DATA SHOWN:
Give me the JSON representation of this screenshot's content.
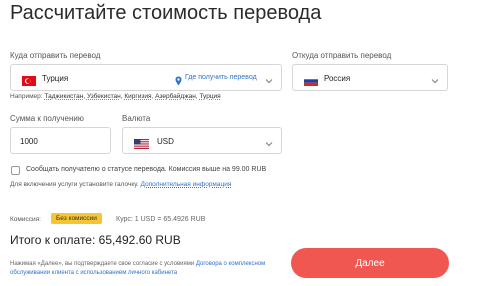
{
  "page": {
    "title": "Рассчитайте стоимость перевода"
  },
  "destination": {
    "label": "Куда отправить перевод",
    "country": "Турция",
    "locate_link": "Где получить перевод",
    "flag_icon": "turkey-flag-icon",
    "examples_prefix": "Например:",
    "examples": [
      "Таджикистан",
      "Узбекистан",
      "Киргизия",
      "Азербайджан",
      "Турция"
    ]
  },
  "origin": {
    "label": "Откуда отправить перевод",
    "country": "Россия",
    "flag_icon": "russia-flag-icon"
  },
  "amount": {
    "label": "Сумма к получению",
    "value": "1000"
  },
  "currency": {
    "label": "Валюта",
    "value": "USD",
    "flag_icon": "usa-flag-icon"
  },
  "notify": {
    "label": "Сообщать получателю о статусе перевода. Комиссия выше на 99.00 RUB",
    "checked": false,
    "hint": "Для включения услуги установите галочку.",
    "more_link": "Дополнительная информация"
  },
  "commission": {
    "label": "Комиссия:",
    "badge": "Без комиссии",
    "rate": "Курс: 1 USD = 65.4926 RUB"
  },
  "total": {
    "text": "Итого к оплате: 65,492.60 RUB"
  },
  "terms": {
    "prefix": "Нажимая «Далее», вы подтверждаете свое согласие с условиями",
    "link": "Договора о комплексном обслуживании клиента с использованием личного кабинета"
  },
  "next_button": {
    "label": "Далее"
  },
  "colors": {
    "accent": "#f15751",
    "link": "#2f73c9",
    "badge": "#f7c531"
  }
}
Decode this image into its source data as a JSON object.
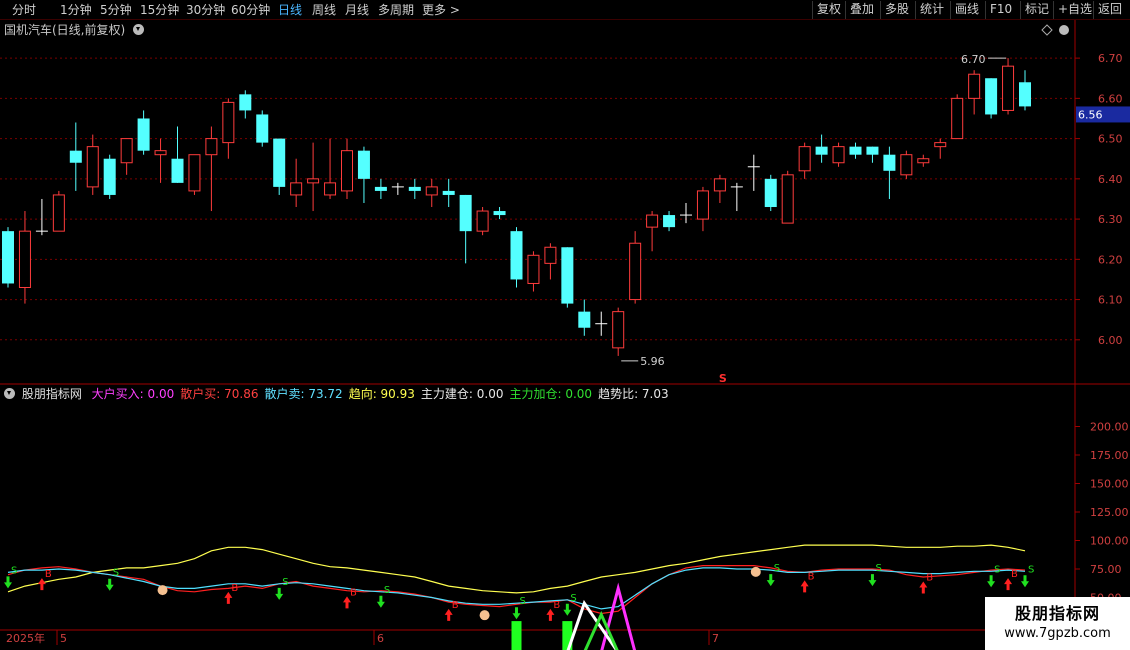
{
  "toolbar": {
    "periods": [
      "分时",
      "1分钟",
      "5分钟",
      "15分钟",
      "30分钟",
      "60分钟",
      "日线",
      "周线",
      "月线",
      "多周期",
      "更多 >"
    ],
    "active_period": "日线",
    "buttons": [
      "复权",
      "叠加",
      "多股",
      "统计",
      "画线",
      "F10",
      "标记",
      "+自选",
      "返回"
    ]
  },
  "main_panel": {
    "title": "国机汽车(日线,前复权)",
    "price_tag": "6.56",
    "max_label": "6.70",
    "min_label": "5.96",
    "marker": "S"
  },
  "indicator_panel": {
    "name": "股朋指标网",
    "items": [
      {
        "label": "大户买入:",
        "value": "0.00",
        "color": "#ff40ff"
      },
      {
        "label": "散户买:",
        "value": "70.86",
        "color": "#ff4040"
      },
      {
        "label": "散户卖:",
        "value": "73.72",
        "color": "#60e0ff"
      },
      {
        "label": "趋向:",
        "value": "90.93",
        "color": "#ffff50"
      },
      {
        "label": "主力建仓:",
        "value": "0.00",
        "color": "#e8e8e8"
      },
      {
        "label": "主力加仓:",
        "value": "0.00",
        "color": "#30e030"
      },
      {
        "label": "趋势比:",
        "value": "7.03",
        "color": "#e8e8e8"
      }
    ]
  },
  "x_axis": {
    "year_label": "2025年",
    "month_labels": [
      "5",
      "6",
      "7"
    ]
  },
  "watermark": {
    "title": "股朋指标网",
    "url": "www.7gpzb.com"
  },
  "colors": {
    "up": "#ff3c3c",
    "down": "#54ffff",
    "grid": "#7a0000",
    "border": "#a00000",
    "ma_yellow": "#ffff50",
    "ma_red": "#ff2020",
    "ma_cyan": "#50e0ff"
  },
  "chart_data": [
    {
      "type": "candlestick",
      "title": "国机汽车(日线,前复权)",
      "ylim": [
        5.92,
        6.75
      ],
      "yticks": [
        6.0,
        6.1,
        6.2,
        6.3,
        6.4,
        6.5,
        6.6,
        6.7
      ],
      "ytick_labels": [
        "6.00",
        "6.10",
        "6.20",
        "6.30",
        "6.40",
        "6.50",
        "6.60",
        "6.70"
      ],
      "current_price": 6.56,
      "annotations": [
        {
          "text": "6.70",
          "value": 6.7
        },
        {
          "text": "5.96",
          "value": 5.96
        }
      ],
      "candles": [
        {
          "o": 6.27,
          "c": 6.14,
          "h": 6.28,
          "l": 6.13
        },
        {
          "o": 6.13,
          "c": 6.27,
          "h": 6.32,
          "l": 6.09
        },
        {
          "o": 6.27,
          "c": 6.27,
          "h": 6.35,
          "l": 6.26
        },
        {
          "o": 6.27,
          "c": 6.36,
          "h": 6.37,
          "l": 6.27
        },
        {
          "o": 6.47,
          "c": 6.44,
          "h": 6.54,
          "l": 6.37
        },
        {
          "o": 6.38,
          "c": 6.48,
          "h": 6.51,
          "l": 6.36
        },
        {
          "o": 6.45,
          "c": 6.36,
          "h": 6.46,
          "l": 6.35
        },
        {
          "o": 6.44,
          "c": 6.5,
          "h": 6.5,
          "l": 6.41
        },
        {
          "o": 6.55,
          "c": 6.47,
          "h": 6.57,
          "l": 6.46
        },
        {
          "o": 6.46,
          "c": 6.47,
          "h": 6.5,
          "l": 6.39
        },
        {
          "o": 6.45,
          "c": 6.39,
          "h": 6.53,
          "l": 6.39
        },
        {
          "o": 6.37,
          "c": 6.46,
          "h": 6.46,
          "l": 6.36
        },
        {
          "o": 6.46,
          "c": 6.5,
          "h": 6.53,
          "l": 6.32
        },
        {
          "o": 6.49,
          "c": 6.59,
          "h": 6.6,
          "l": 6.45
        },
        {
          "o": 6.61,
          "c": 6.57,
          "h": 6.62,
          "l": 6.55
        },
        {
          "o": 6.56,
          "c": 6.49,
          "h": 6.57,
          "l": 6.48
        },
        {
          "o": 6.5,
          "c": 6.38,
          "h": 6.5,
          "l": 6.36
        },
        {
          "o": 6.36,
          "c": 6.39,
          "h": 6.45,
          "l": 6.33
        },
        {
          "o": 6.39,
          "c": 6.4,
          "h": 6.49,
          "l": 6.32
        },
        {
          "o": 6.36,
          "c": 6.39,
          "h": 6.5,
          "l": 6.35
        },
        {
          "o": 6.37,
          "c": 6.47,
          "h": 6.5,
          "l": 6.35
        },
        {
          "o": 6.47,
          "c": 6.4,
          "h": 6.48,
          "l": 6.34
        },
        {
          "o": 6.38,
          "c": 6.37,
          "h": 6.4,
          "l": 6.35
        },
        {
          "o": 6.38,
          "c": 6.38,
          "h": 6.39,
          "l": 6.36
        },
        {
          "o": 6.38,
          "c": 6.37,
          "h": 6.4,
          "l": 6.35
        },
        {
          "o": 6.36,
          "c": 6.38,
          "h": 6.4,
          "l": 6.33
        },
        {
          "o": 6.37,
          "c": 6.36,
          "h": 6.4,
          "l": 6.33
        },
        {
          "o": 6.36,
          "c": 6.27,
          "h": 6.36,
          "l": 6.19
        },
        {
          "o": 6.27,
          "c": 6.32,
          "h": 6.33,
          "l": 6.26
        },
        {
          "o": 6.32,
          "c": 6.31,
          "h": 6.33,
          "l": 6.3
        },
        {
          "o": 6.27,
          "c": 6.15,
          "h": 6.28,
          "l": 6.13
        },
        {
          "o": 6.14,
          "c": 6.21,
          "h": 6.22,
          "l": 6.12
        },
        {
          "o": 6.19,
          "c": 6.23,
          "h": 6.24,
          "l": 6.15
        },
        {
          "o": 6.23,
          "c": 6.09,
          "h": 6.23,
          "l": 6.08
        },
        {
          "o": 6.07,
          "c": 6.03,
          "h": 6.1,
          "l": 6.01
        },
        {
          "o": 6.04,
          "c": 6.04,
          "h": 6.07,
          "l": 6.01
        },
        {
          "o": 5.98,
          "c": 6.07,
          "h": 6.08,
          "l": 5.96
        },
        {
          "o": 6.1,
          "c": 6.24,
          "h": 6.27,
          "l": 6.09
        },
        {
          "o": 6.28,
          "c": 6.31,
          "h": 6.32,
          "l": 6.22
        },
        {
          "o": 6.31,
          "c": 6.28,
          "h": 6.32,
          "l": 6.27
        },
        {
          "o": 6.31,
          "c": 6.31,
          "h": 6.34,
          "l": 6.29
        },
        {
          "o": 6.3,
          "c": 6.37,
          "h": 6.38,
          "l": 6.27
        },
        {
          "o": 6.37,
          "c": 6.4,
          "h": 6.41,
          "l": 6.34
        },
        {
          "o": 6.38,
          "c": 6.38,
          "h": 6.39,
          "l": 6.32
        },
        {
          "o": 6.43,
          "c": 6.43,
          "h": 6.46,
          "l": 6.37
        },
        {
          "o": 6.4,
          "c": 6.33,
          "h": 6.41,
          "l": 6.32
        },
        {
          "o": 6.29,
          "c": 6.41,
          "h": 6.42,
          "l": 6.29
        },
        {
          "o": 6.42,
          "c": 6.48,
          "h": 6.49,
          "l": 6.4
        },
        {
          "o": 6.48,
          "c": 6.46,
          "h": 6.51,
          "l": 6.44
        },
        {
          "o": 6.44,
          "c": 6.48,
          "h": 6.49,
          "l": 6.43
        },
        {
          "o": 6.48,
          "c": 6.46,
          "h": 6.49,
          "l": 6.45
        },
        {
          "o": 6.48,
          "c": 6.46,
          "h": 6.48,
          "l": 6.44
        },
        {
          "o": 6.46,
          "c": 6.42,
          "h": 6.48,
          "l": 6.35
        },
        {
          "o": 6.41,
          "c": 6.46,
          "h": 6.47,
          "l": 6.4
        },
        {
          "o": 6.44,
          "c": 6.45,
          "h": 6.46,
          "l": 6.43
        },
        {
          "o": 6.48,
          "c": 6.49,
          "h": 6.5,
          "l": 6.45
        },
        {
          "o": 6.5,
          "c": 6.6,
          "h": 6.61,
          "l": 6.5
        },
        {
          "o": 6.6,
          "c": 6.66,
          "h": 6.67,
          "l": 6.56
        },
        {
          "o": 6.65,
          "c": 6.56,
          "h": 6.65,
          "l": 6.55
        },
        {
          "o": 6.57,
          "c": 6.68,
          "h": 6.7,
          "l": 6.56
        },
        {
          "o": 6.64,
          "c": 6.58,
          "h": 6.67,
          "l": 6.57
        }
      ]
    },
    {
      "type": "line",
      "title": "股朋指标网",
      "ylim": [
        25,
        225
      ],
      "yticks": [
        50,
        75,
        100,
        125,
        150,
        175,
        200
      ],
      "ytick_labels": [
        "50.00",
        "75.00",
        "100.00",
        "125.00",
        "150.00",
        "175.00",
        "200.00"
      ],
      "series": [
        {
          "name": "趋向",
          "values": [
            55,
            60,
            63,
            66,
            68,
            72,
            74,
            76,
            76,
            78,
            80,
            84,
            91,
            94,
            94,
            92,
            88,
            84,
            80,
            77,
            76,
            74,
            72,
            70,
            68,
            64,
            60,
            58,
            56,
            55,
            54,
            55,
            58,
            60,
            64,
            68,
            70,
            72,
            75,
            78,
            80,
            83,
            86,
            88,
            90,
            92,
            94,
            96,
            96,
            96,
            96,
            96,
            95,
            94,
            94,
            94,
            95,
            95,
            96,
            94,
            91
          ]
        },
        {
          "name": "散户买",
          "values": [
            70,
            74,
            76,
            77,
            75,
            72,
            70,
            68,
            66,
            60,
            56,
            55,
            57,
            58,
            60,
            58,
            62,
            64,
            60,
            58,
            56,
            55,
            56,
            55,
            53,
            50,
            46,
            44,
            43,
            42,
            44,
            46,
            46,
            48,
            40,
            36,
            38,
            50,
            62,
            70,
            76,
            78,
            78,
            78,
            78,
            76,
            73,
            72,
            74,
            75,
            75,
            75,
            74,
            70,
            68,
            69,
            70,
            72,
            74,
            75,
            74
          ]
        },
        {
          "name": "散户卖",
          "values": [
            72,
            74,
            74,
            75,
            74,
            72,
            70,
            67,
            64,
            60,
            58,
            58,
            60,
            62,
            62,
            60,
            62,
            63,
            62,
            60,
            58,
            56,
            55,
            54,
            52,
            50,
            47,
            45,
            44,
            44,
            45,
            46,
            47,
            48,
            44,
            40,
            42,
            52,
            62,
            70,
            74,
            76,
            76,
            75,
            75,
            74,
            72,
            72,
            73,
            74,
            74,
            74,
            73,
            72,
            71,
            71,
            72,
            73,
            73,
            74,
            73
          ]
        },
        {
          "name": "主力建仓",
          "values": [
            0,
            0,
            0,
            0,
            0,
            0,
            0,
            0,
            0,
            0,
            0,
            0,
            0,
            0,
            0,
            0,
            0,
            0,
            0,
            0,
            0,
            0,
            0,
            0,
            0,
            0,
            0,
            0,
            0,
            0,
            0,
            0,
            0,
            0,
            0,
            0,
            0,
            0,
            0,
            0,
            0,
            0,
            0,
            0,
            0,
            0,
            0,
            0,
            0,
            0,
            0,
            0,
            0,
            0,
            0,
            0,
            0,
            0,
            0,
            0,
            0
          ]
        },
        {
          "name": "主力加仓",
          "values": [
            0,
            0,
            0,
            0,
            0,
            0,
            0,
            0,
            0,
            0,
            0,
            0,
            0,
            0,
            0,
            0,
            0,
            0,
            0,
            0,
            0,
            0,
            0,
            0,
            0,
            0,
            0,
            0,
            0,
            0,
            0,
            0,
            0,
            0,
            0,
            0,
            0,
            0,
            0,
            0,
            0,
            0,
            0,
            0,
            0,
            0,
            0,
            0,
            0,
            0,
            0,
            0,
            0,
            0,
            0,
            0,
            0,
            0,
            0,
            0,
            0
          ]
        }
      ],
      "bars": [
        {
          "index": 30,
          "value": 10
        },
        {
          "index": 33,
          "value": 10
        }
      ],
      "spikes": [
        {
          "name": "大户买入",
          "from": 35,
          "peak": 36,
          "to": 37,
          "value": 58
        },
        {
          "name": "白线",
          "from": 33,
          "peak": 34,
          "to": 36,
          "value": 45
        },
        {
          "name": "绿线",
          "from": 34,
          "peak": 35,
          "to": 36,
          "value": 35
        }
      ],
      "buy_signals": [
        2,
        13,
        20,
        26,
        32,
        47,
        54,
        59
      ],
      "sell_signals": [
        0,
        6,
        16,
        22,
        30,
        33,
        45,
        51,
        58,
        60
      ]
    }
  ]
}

WHAT THIS TASK INVOLVES:
Where a line contains "отправить", copy that line.

ANSWER TO THIS TASK:
    "label": "Куда отправить перевод",
    "label": "Откуда отправить перевод",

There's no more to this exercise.